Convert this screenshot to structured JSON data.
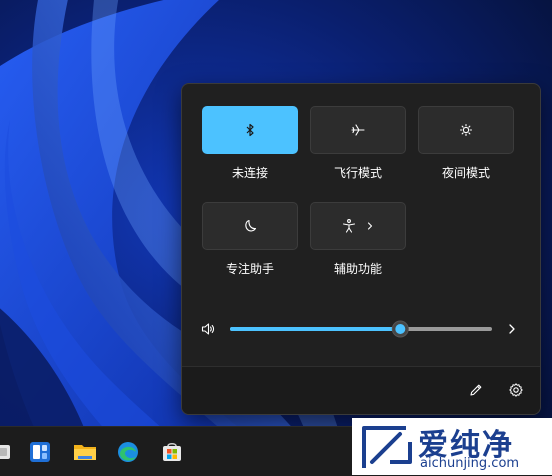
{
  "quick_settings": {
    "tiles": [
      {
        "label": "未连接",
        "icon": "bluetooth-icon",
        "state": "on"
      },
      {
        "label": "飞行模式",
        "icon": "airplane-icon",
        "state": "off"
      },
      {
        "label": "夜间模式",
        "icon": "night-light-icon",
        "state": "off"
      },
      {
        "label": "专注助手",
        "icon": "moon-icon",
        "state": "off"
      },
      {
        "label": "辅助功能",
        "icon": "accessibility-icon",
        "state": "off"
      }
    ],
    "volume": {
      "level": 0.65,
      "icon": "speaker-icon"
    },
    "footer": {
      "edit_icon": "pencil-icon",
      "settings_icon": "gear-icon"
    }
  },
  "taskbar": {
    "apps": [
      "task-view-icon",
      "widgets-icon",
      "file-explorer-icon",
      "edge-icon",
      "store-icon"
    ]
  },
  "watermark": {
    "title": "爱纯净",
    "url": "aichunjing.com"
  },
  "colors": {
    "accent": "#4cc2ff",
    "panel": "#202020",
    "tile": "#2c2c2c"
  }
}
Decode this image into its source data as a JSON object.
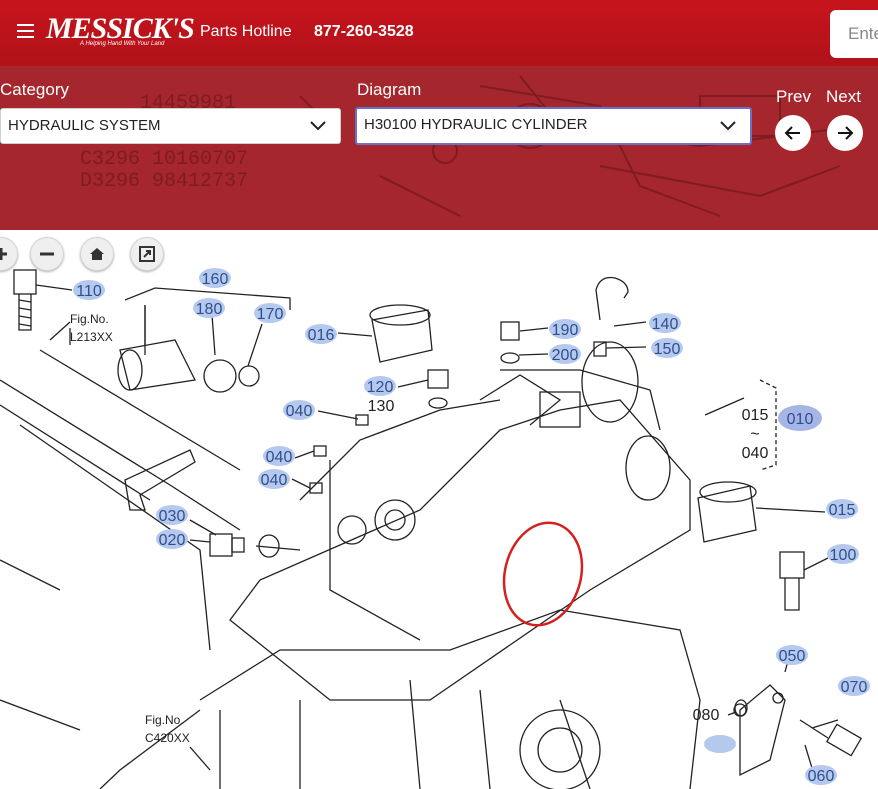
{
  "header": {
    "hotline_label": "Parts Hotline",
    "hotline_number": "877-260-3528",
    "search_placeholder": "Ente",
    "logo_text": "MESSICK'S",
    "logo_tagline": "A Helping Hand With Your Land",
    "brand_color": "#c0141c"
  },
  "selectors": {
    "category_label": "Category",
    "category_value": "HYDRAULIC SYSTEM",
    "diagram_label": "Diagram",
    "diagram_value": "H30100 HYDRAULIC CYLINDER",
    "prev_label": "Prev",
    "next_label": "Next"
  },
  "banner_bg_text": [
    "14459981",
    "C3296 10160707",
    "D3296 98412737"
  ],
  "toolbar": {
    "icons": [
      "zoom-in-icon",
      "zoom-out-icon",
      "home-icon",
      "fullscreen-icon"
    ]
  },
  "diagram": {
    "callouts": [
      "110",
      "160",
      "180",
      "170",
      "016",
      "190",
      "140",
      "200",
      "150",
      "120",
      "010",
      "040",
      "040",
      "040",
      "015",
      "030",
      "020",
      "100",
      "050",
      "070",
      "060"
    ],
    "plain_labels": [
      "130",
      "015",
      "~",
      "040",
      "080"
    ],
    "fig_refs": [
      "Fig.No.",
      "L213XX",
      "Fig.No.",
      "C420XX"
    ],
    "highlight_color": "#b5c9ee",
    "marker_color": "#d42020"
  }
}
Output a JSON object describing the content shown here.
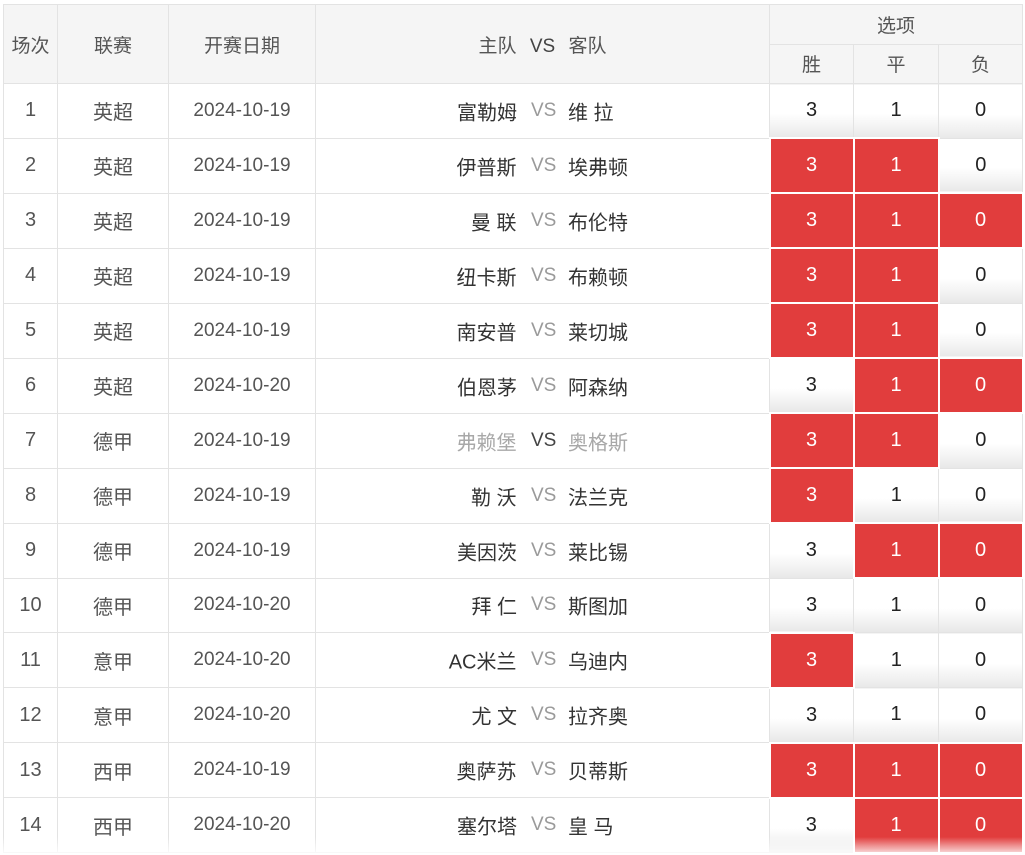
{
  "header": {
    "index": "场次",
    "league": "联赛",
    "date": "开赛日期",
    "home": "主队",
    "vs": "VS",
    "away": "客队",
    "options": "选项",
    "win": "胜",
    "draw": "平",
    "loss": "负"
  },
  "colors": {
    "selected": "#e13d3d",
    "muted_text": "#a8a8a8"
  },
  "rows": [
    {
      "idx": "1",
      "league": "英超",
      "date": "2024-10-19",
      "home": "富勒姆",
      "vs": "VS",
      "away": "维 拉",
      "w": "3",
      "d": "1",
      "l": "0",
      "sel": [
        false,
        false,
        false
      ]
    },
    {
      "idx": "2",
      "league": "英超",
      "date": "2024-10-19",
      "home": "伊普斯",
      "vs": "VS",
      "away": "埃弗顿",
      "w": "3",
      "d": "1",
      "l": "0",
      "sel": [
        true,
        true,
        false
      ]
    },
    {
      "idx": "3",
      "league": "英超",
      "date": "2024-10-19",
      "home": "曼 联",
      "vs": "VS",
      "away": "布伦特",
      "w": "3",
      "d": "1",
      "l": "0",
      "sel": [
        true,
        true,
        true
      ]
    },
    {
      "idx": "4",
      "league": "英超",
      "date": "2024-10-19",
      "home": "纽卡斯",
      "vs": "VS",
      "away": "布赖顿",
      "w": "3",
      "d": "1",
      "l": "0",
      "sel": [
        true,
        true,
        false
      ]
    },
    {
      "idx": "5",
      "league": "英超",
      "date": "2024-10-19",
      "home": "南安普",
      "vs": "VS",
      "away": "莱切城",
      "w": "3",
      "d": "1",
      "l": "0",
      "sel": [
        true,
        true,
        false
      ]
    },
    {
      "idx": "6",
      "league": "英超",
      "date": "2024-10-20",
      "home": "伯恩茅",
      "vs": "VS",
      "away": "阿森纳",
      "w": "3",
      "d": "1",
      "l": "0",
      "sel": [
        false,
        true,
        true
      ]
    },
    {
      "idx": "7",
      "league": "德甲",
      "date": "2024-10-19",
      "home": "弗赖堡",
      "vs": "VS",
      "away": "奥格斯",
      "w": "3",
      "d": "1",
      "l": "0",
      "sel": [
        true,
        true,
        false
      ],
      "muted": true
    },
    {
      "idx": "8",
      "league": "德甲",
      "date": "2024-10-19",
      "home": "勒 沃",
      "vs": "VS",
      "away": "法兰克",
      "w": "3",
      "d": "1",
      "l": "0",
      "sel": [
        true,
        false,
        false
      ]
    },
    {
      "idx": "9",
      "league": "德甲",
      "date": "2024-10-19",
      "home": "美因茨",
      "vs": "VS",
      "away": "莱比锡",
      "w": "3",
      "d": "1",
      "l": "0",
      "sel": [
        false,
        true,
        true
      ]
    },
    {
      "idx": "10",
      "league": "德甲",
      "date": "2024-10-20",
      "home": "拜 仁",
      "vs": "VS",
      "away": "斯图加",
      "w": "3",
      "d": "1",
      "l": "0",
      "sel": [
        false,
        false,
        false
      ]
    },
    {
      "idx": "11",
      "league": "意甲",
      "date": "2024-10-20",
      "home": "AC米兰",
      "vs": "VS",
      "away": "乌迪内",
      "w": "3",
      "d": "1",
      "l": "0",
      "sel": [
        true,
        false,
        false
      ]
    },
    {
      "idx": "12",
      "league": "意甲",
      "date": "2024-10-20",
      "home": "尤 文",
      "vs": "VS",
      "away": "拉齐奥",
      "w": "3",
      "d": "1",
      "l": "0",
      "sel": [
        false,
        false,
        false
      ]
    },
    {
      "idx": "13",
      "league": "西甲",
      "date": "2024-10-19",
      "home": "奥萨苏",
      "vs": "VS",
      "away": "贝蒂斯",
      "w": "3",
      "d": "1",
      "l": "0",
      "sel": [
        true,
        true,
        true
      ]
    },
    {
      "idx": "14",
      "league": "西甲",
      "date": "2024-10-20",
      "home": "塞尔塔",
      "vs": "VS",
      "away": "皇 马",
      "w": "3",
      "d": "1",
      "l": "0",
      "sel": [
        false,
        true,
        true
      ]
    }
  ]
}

...

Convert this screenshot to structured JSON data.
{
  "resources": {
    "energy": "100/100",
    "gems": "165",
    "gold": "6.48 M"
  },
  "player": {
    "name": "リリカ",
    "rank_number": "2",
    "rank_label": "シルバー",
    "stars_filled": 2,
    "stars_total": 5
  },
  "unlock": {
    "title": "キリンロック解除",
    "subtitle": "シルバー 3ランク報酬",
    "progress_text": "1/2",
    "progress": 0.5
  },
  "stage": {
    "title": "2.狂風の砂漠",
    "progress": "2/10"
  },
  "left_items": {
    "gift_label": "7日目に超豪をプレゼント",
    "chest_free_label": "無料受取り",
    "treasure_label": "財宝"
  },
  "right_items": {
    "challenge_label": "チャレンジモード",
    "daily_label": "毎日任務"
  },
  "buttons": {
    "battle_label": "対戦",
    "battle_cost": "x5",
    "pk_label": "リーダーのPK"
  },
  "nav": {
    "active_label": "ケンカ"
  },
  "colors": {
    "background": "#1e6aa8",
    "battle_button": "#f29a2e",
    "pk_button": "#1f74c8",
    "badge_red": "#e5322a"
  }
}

What you need to do — Extract each line from the listing that holds the word "object".

Written answer —
Decode this image into its source data as a JSON object.
Output a JSON object describing the content shown here.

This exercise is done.